### Directions for this task
Wherever a line holds the string "dword", copy that line.

### Records
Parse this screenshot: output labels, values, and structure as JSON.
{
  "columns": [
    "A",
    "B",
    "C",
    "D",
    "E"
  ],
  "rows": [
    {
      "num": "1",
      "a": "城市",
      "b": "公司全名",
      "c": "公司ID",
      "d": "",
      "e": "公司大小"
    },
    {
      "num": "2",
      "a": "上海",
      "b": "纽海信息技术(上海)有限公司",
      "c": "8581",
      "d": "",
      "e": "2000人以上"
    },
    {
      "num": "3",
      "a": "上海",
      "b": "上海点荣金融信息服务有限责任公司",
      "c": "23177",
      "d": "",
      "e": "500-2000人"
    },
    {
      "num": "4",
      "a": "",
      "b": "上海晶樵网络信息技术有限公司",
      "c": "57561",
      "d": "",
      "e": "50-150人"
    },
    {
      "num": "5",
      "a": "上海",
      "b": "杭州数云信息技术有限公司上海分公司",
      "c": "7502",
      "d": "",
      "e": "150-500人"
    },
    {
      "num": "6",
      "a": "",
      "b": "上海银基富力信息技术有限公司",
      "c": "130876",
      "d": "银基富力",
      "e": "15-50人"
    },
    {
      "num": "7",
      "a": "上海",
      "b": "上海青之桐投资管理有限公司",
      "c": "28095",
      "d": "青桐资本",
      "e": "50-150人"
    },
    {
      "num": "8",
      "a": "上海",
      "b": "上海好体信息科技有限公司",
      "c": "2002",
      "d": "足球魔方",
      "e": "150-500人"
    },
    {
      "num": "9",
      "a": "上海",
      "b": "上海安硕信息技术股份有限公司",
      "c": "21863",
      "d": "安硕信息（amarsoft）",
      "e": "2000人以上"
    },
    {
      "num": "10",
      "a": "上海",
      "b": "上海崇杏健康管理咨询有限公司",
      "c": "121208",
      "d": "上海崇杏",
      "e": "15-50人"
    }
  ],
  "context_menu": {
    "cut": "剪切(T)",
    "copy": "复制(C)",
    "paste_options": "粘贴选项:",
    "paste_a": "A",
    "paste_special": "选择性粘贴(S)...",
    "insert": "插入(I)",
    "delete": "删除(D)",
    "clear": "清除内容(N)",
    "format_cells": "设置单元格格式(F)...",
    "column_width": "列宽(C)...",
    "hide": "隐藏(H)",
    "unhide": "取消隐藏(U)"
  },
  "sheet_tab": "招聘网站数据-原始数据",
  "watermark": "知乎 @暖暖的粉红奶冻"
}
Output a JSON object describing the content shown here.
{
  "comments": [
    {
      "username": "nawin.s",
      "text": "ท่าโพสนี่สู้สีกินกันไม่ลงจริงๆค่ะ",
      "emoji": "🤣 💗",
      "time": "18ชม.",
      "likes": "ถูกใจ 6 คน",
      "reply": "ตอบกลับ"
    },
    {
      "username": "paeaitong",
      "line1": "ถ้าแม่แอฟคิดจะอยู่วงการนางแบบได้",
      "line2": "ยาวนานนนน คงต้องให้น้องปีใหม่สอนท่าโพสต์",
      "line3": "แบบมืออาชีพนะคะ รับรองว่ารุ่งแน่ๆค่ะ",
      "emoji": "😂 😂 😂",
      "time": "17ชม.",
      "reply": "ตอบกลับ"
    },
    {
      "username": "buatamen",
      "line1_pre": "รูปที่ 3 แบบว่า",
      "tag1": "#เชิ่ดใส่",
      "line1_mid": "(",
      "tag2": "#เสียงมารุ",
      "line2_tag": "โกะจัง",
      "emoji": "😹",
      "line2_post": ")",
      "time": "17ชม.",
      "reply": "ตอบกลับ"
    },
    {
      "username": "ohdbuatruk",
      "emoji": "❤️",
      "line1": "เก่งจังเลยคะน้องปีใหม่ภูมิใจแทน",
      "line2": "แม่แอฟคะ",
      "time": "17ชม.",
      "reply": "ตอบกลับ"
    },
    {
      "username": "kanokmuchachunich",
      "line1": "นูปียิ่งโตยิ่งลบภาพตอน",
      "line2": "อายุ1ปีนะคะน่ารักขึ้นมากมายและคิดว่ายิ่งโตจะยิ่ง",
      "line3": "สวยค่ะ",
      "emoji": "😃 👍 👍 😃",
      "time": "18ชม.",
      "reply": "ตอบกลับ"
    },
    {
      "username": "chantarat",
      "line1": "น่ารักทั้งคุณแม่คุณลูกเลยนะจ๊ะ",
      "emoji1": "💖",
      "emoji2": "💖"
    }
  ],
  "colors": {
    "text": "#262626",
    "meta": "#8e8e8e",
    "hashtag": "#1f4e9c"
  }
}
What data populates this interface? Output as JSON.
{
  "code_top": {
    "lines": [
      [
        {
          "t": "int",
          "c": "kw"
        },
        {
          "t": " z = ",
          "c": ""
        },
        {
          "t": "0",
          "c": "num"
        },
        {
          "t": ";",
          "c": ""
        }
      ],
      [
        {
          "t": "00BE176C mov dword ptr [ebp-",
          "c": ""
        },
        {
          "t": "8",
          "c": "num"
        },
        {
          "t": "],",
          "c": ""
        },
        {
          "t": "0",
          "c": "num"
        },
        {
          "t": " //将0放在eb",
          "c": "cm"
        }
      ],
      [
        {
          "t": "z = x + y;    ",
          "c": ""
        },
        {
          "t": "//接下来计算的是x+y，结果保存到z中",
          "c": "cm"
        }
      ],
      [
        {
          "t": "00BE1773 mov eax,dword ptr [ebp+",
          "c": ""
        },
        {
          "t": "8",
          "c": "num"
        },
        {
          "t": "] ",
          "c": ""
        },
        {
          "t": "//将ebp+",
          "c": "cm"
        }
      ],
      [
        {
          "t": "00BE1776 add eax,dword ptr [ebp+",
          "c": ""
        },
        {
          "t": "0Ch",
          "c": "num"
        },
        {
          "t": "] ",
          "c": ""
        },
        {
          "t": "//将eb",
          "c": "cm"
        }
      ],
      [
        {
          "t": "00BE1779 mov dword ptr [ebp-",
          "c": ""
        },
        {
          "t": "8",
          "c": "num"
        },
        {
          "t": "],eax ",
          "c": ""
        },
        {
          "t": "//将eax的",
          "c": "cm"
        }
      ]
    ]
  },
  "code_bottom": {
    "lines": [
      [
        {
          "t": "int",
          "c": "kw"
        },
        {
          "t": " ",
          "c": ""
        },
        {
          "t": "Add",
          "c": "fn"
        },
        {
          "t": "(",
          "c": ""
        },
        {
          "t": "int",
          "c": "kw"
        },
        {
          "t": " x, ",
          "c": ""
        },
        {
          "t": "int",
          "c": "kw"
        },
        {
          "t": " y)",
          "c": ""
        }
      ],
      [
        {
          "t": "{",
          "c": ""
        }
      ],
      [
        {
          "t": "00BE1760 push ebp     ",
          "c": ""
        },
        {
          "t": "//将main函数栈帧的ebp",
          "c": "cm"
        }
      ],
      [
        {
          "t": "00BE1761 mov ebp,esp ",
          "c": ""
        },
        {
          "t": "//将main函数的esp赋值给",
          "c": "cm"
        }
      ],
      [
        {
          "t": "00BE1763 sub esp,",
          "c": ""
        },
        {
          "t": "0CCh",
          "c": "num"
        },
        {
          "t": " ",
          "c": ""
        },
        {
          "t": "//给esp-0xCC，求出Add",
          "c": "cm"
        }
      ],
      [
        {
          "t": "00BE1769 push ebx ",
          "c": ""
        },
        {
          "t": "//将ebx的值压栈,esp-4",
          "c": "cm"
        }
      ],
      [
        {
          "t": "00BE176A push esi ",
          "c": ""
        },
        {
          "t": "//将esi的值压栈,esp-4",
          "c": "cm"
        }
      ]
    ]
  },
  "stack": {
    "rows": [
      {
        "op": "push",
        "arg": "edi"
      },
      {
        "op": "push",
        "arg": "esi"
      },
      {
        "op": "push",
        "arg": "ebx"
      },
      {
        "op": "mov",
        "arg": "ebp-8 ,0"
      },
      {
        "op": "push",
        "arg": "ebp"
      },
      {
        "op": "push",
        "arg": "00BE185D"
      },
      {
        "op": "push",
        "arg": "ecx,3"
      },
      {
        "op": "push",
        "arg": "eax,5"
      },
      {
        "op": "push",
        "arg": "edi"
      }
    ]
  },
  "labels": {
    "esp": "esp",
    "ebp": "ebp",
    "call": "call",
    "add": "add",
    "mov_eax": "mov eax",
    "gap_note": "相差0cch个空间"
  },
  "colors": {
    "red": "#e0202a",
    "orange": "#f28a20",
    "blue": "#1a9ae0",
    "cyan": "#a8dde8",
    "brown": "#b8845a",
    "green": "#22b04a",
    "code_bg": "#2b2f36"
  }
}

### Task solution
          "t": "00BE176C mov dword ptr [ebp-",
          "t": "00BE1773 mov eax,dword ptr [ebp+",
          "t": "00BE1776 add eax,dword ptr [ebp+",
          "t": "00BE1779 mov dword ptr [ebp-",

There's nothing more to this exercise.